[Given task]
Output the data below in full, byte for byte. Nothing may differ.

+++++

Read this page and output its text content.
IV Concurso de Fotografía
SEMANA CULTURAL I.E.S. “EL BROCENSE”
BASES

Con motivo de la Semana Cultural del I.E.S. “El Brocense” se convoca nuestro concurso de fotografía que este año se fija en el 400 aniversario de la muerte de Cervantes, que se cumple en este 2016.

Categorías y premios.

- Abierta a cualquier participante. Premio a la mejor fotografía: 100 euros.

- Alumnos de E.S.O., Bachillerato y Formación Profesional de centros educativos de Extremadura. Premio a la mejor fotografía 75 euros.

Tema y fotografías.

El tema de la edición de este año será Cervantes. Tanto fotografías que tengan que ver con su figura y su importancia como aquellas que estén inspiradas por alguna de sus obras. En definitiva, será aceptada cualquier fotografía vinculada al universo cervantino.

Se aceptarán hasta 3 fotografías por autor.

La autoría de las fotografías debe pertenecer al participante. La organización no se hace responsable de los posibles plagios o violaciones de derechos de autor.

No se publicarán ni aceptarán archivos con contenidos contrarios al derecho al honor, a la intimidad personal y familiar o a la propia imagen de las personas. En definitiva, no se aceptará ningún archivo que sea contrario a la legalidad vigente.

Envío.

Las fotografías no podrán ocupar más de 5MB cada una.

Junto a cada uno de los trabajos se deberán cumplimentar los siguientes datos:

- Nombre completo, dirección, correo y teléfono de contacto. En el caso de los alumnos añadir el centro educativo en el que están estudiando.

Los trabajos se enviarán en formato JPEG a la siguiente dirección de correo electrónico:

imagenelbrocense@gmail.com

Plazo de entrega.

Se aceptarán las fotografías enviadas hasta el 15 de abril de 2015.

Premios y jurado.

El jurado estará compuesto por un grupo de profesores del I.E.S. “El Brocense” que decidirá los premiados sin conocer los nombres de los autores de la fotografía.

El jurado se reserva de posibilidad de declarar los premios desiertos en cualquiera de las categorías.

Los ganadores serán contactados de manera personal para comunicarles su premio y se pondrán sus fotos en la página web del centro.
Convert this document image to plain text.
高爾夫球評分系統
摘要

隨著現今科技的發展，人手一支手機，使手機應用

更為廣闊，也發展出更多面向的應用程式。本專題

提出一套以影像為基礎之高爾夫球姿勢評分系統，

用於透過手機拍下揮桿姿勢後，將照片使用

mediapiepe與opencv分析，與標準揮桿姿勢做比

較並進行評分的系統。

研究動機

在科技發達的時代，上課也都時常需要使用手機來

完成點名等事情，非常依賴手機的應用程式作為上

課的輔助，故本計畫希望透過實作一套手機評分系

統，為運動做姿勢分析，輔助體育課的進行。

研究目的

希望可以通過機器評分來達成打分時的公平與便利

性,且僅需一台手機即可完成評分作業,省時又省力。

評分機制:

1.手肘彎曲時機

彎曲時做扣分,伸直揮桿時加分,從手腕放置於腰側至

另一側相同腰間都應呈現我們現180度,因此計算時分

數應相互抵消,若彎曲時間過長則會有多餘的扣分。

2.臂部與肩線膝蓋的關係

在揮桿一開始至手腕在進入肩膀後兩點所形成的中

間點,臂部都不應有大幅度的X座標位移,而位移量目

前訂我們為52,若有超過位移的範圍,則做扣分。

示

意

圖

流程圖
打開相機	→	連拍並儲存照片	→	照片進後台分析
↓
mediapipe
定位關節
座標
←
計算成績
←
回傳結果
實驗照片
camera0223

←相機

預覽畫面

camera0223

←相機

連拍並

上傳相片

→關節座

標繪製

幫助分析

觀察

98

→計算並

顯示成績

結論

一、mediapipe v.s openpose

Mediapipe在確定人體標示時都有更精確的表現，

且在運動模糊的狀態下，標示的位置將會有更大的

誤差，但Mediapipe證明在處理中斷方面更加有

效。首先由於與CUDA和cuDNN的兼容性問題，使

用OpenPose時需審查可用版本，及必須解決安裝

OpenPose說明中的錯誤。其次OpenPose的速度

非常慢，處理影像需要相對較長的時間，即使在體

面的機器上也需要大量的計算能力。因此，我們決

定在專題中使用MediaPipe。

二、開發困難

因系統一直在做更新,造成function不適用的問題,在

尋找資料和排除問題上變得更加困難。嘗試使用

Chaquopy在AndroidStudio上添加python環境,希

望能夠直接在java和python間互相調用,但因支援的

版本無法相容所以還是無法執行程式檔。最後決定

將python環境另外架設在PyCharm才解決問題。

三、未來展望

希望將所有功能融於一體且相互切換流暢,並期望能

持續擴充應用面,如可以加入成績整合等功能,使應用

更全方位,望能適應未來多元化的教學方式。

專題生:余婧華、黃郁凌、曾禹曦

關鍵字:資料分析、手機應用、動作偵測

+++++

[Written solution]
Read this page and output its text content.
IV Concurso de Fotografía
SEMANA CULTURAL I.E.S. “EL BROCENSE”
BASES

Con motivo de la Semana Cultural del I.E.S. “El Brocense” se convoca nuestro concurso de fotografía que este año se fija en el 400 aniversario de la muerte de Cervantes, que se cumple en este 2016.

Categorías y premios.

- Abierta a cualquier participante. Premio a la mejor fotografía: 100 euros.

- Alumnos de E.S.O., Bachillerato y Formación Profesional de centros educativos de Extremadura. Premio a la mejor fotografía 75 euros.

Tema y fotografías.

El tema de la edición de este año será Cervantes. Tanto fotografías que tengan que ver con su figura y su importancia como aquellas que estén inspiradas por alguna de sus obras. En definitiva, será aceptada cualquier fotografía vinculada al universo cervantino.

Se aceptarán hasta 3 fotografías por autor.

La autoría de las fotografías debe pertenecer al participante. La organización no se hace responsable de los posibles plagios o violaciones de derechos de autor.

No se publicarán ni aceptarán archivos con contenidos contrarios al derecho al honor, a la intimidad personal y familiar o a la propia imagen de las personas. En definitiva, no se aceptará ningún archivo que sea contrario a la legalidad vigente.

Envío.

Las fotografías no podrán ocupar más de 5MB cada una.

Junto a cada uno de los trabajos se deberán cumplimentar los siguientes datos:

- Nombre completo, dirección, correo y teléfono de contacto. En el caso de los alumnos añadir el centro educativo en el que están estudiando.

Los trabajos se enviarán en formato JPEG a la siguiente dirección de correo electrónico:

imagenelbrocense@gmail.com

Plazo de entrega.

Se aceptarán las fotografías enviadas hasta el 15 de abril de 2015.

Premios y jurado.

El jurado estará compuesto por un grupo de profesores del I.E.S. “El Brocense” que decidirá los premiados sin conocer los nombres de los autores de la fotografía.

El jurado se reserva de posibilidad de declarar los premios desiertos en cualquiera de las categorías.

Los ganadores serán contactados de manera personal para comunicarles su premio y se pondrán sus fotos en la página web del centro.
Convert this document image to plain text.
高爾夫球評分系統
摘要

隨著現今科技的發展，人手一支手機，使手機應用

更為廣闊，也發展出更多面向的應用程式。本專題

提出一套以影像為基礎之高爾夫球姿勢評分系統，

用於透過手機拍下揮桿姿勢後，將照片使用

mediapiepe與opencv分析，與標準揮桿姿勢做比

較並進行評分的系統。

研究動機

在科技發達的時代，上課也都時常需要使用手機來

完成點名等事情，非常依賴手機的應用程式作為上

課的輔助，故本計畫希望透過實作一套手機評分系

統，為運動做姿勢分析，輔助體育課的進行。

研究目的

希望可以通過機器評分來達成打分時的公平與便利

性,且僅需一台手機即可完成評分作業,省時又省力。

評分機制:

1.手肘彎曲時機

彎曲時做扣分,伸直揮桿時加分,從手腕放置於腰側至

另一側相同腰間都應呈現我們現180度,因此計算時分

數應相互抵消,若彎曲時間過長則會有多餘的扣分。

2.臂部與肩線膝蓋的關係

在揮桿一開始至手腕在進入肩膀後兩點所形成的中

間點,臂部都不應有大幅度的X座標位移,而位移量目

前訂我們為52,若有超過位移的範圍,則做扣分。

示

意

圖

流程圖
打開相機	→	連拍並儲存照片	→	照片進後台分析
↓
mediapipe
定位關節
座標
←
計算成績
←
回傳結果
實驗照片
camera0223

←相機

預覽畫面

camera0223

←相機

連拍並

上傳相片

→關節座

標繪製

幫助分析

觀察

98

→計算並

顯示成績

結論

一、mediapipe v.s openpose

Mediapipe在確定人體標示時都有更精確的表現，

且在運動模糊的狀態下，標示的位置將會有更大的

誤差，但Mediapipe證明在處理中斷方面更加有

效。首先由於與CUDA和cuDNN的兼容性問題，使

用OpenPose時需審查可用版本，及必須解決安裝

OpenPose說明中的錯誤。其次OpenPose的速度

非常慢，處理影像需要相對較長的時間，即使在體

面的機器上也需要大量的計算能力。因此，我們決

定在專題中使用MediaPipe。

二、開發困難

因系統一直在做更新,造成function不適用的問題,在

尋找資料和排除問題上變得更加困難。嘗試使用

Chaquopy在AndroidStudio上添加python環境,希

望能夠直接在java和python間互相調用,但因支援的

版本無法相容所以還是無法執行程式檔。最後決定

將python環境另外架設在PyCharm才解決問題。

三、未來展望

希望將所有功能融於一體且相互切換流暢,並期望能

持續擴充應用面,如可以加入成績整合等功能,使應用

更全方位,望能適應未來多元化的教學方式。

專題生:余婧華、黃郁凌、曾禹曦

關鍵字:資料分析、手機應用、動作偵測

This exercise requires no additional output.